Recast the stretch from the start of the items through the line containing "legend-label: 20% xyxy=(450,935,480,947)", inclusive, as a JSON list of strings with one string per line and no blank lines. Cover only that stretch.

[Collection entries]
━━━

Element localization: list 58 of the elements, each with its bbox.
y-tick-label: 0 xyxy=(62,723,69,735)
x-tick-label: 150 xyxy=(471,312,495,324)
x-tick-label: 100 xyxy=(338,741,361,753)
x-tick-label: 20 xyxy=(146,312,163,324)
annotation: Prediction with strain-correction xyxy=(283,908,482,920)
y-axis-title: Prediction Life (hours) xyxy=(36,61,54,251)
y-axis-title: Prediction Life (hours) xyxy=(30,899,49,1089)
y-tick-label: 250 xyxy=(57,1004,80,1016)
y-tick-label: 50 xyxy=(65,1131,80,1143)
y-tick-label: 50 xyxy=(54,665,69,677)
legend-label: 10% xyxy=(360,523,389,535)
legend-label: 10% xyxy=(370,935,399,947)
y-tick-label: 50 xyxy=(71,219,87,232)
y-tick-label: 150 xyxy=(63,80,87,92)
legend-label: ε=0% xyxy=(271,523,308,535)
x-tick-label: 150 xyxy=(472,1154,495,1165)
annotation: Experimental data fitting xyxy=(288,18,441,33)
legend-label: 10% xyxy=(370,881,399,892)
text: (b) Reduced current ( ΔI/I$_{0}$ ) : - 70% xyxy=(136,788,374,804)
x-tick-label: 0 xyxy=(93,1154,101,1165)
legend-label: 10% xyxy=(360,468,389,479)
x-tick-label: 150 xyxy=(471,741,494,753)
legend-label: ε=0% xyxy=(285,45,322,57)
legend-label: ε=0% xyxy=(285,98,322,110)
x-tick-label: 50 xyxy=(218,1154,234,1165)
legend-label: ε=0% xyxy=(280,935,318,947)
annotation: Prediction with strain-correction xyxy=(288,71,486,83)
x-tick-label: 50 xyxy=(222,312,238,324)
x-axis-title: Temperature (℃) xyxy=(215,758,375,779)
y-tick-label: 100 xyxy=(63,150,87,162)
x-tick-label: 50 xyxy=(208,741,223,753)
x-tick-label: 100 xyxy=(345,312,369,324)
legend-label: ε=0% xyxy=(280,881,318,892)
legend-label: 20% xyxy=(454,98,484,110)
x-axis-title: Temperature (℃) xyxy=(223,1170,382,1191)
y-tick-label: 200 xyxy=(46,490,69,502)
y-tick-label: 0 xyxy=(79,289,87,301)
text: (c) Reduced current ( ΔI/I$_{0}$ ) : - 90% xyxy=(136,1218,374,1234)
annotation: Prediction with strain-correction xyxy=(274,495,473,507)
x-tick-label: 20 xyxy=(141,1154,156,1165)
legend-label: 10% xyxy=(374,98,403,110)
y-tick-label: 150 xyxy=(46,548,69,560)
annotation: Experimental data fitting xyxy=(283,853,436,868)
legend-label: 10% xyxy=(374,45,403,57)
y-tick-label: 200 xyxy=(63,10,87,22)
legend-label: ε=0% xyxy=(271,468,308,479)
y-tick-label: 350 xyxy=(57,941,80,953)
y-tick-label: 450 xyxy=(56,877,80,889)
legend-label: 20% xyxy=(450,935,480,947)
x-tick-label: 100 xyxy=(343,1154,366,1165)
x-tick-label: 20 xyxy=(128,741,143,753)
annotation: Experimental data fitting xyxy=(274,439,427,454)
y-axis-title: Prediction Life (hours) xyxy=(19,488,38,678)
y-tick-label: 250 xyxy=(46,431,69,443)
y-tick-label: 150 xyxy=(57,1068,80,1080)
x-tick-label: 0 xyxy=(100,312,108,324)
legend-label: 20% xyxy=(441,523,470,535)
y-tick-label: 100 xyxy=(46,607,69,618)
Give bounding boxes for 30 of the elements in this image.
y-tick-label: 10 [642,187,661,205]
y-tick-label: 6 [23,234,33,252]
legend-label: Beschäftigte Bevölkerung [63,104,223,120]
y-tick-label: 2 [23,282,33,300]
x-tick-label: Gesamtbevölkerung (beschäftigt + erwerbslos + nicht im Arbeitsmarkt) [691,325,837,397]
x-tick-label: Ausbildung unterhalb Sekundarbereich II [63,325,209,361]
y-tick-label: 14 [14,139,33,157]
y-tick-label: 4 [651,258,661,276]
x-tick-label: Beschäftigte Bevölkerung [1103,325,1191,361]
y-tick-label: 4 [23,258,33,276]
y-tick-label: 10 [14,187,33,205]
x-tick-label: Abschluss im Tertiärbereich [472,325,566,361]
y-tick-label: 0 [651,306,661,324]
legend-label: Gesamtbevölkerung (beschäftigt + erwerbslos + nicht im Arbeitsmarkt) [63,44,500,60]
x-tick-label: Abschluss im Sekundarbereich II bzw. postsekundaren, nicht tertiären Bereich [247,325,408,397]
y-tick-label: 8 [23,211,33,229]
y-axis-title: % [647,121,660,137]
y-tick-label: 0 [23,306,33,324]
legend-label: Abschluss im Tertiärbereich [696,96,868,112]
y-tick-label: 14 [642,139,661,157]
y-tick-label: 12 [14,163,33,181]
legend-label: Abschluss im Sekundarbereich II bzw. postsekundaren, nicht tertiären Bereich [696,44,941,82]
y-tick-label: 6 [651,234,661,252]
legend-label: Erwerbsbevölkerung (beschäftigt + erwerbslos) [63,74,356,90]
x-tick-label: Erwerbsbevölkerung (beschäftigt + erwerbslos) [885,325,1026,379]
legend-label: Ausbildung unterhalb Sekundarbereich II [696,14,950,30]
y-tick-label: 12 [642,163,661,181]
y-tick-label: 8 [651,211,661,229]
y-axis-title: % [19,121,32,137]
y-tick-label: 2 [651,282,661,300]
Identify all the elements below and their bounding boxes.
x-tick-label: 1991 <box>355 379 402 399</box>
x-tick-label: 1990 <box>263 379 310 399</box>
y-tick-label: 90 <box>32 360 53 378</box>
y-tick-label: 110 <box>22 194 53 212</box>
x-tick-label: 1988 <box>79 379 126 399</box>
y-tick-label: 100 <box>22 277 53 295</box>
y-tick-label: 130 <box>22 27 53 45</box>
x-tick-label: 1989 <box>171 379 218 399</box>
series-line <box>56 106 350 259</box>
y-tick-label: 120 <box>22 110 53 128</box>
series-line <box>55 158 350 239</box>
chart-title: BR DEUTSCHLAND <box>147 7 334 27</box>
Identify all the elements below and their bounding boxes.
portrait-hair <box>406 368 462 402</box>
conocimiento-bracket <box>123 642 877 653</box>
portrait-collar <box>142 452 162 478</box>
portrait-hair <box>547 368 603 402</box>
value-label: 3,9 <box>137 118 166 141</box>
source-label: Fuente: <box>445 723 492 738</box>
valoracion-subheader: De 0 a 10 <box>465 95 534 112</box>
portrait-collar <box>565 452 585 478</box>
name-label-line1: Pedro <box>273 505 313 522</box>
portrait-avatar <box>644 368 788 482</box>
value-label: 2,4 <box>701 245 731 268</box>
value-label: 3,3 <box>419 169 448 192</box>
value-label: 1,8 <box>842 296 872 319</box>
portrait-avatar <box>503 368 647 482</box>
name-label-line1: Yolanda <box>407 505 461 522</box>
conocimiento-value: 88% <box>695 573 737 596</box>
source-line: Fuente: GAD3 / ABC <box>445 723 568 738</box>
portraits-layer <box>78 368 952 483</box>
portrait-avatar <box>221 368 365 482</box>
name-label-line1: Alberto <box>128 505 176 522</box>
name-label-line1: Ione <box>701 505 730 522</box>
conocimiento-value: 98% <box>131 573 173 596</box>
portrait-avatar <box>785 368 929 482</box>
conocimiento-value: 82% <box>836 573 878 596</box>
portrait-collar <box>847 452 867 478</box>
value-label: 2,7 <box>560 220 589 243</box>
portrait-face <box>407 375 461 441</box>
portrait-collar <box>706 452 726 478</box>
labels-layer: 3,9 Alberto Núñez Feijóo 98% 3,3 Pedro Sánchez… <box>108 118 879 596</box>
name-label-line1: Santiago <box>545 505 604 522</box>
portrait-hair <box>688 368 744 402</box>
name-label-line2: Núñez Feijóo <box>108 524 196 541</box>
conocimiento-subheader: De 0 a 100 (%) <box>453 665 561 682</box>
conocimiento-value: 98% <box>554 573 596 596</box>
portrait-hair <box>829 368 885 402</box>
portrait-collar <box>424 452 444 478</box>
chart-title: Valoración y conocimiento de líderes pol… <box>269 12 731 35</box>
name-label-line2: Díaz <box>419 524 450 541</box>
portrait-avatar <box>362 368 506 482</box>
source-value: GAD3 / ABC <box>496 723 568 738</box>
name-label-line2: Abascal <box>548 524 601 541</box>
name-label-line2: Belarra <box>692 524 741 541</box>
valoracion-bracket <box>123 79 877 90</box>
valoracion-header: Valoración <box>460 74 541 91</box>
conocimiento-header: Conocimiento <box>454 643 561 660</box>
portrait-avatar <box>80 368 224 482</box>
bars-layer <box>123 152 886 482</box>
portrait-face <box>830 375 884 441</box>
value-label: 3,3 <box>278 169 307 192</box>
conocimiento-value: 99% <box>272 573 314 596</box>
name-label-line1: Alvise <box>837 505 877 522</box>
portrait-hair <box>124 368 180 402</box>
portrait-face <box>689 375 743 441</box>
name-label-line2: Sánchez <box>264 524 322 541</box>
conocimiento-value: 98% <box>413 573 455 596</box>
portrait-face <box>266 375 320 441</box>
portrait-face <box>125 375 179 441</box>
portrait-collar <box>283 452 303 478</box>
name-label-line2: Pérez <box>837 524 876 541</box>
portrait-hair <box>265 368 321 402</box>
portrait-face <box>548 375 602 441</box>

━━━

> **FINISHED EXERCISE**:
[
  "Element localization: list 58 of the elements, each with its bbox.",
  "y-tick-label: 0 xyxy=(62,723,69,735)",
  "x-tick-label: 150 xyxy=(471,312,495,324)",
  "x-tick-label: 100 xyxy=(338,741,361,753)",
  "x-tick-label: 20 xyxy=(146,312,163,324)",
  "annotation: Prediction with strain-correction xyxy=(283,908,482,920)",
  "y-axis-title: Prediction Life (hours) xyxy=(36,61,54,251)",
  "y-axis-title: Prediction Life (hours) xyxy=(30,899,49,1089)",
  "y-tick-label: 250 xyxy=(57,1004,80,1016)",
  "y-tick-label: 50 xyxy=(65,1131,80,1143)",
  "y-tick-label: 50 xyxy=(54,665,69,677)",
  "legend-label: 10% xyxy=(360,523,389,535)",
  "legend-label: 10% xyxy=(370,935,399,947)",
  "y-tick-label: 50 xyxy=(71,219,87,232)",
  "y-tick-label: 150 xyxy=(63,80,87,92)",
  "legend-label: ε=0% xyxy=(271,523,308,535)",
  "x-tick-label: 150 xyxy=(472,1154,495,1165)",
  "annotation: Experimental data fitting xyxy=(288,18,441,33)",
  "legend-label: 10% xyxy=(370,881,399,892)",
  "text: (b) Reduced current ( ΔI/I$_{0}$ ) : - 70% xyxy=(136,788,374,804)",
  "x-tick-label: 0 xyxy=(93,1154,101,1165)",
  "legend-label: 10% xyxy=(360,468,389,479)",
  "x-tick-label: 150 xyxy=(471,741,494,753)",
  "legend-label: ε=0% xyxy=(285,45,322,57)",
  "legend-label: ε=0% xyxy=(285,98,322,110)",
  "x-tick-label: 50 xyxy=(218,1154,234,1165)",
  "legend-label: ε=0% xyxy=(280,935,318,947)",
  "annotation: Prediction with strain-correction xyxy=(288,71,486,83)",
  "x-tick-label: 50 xyxy=(222,312,238,324)",
  "x-axis-title: Temperature (℃) xyxy=(215,758,375,779)",
  "y-tick-label: 100 xyxy=(63,150,87,162)",
  "x-tick-label: 50 xyxy=(208,741,223,753)",
  "x-tick-label: 100 xyxy=(345,312,369,324)",
  "legend-label: ε=0% xyxy=(280,881,318,892)",
  "legend-label: 20% xyxy=(454,98,484,110)",
  "x-axis-title: Temperature (℃) xyxy=(223,1170,382,1191)",
  "y-tick-label: 200 xyxy=(46,490,69,502)",
  "y-tick-label: 0 xyxy=(79,289,87,301)",
  "text: (c) Reduced current ( ΔI/I$_{0}$ ) : - 90% xyxy=(136,1218,374,1234)",
  "annotation: Prediction with strain-correction xyxy=(274,495,473,507)",
  "x-tick-label: 20 xyxy=(141,1154,156,1165)",
  "legend-label: 10% xyxy=(374,98,403,110)",
  "y-tick-label: 150 xyxy=(46,548,69,560)",
  "annotation: Experimental data fitting xyxy=(283,853,436,868)",
  "legend-label: 10% xyxy=(374,45,403,57)",
  "y-tick-label: 200 xyxy=(63,10,87,22)",
  "legend-label: ε=0% xyxy=(271,468,308,479)",
  "y-tick-label: 350 xyxy=(57,941,80,953)",
  "y-tick-label: 450 xyxy=(56,877,80,889)",
  "legend-label: 20% xyxy=(450,935,480,947)"
]